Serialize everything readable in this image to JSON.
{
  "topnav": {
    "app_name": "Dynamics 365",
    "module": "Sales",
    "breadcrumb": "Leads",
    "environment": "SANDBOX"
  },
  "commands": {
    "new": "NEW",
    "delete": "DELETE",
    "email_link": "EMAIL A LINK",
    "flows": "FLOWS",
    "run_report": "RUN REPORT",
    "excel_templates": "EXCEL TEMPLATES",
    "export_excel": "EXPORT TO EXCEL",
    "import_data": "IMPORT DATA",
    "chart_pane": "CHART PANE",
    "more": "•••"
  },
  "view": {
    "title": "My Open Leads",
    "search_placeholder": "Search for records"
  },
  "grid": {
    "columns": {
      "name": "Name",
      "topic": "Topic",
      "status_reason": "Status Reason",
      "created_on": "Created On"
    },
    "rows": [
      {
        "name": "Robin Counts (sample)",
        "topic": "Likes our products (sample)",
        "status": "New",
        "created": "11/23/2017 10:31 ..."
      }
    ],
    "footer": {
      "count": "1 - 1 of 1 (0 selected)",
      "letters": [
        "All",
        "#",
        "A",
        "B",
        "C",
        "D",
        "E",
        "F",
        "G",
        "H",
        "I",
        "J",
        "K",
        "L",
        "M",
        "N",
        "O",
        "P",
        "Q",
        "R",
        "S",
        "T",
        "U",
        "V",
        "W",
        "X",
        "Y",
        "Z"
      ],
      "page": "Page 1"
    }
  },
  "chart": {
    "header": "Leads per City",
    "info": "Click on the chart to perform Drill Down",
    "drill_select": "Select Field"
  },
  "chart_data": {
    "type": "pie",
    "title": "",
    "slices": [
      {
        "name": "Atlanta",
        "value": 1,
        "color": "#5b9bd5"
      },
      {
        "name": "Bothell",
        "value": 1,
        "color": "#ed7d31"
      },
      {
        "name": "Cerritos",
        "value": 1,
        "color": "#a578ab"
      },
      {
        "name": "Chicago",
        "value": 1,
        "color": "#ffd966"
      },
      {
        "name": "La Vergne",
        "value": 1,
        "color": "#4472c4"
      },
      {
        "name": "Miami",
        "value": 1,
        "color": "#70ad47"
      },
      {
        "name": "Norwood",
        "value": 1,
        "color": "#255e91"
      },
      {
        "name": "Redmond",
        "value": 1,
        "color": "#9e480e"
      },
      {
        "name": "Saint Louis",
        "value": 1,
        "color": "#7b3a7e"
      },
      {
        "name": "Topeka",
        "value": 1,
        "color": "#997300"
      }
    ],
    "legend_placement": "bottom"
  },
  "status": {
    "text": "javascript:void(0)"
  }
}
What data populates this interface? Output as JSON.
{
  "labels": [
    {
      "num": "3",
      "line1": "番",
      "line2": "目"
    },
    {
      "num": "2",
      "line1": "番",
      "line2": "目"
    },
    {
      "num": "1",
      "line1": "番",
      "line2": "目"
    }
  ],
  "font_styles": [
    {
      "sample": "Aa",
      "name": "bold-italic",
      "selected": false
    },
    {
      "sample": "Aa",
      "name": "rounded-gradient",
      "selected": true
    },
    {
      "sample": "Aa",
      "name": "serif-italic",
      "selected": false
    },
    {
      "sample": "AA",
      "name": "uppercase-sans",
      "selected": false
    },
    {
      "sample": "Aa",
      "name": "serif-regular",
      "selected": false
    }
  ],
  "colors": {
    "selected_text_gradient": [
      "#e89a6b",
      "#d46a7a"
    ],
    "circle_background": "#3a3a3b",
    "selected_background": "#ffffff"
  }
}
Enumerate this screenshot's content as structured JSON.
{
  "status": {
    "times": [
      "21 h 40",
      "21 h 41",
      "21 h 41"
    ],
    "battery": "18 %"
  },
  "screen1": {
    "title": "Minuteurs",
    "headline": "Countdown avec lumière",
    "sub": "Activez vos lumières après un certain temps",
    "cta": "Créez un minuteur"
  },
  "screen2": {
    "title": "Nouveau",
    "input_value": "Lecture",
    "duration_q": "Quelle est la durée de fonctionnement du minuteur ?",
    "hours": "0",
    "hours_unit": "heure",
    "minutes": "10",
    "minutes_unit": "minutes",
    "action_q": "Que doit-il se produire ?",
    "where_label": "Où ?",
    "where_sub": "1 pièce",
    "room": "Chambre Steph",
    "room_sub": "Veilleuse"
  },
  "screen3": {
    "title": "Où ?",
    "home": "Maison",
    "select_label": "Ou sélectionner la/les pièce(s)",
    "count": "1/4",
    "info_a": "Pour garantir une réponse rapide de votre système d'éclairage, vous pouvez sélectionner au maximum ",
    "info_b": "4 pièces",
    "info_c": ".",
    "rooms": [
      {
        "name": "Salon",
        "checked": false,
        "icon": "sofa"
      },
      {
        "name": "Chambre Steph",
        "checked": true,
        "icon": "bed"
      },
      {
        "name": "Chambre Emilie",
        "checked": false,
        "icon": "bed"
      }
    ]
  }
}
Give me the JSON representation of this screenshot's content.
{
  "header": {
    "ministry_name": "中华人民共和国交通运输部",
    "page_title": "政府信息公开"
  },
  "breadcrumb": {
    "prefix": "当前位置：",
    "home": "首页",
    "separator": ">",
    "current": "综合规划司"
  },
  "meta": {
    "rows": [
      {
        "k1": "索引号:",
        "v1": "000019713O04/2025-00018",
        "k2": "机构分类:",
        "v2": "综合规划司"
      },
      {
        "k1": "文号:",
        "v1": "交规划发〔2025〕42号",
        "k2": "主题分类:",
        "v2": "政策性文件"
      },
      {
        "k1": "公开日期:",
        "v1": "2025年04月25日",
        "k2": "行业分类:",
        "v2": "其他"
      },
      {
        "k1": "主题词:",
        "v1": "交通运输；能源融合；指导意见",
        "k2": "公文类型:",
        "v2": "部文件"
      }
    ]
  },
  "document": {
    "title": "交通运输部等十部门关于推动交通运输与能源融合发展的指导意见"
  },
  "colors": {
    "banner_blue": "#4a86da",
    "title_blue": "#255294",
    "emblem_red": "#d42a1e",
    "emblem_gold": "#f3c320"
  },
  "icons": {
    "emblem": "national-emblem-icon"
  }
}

※ ※ ※

Tell how many lines of the data include the word "topic", and nothing else.

▶ _Reply to the exercise_
2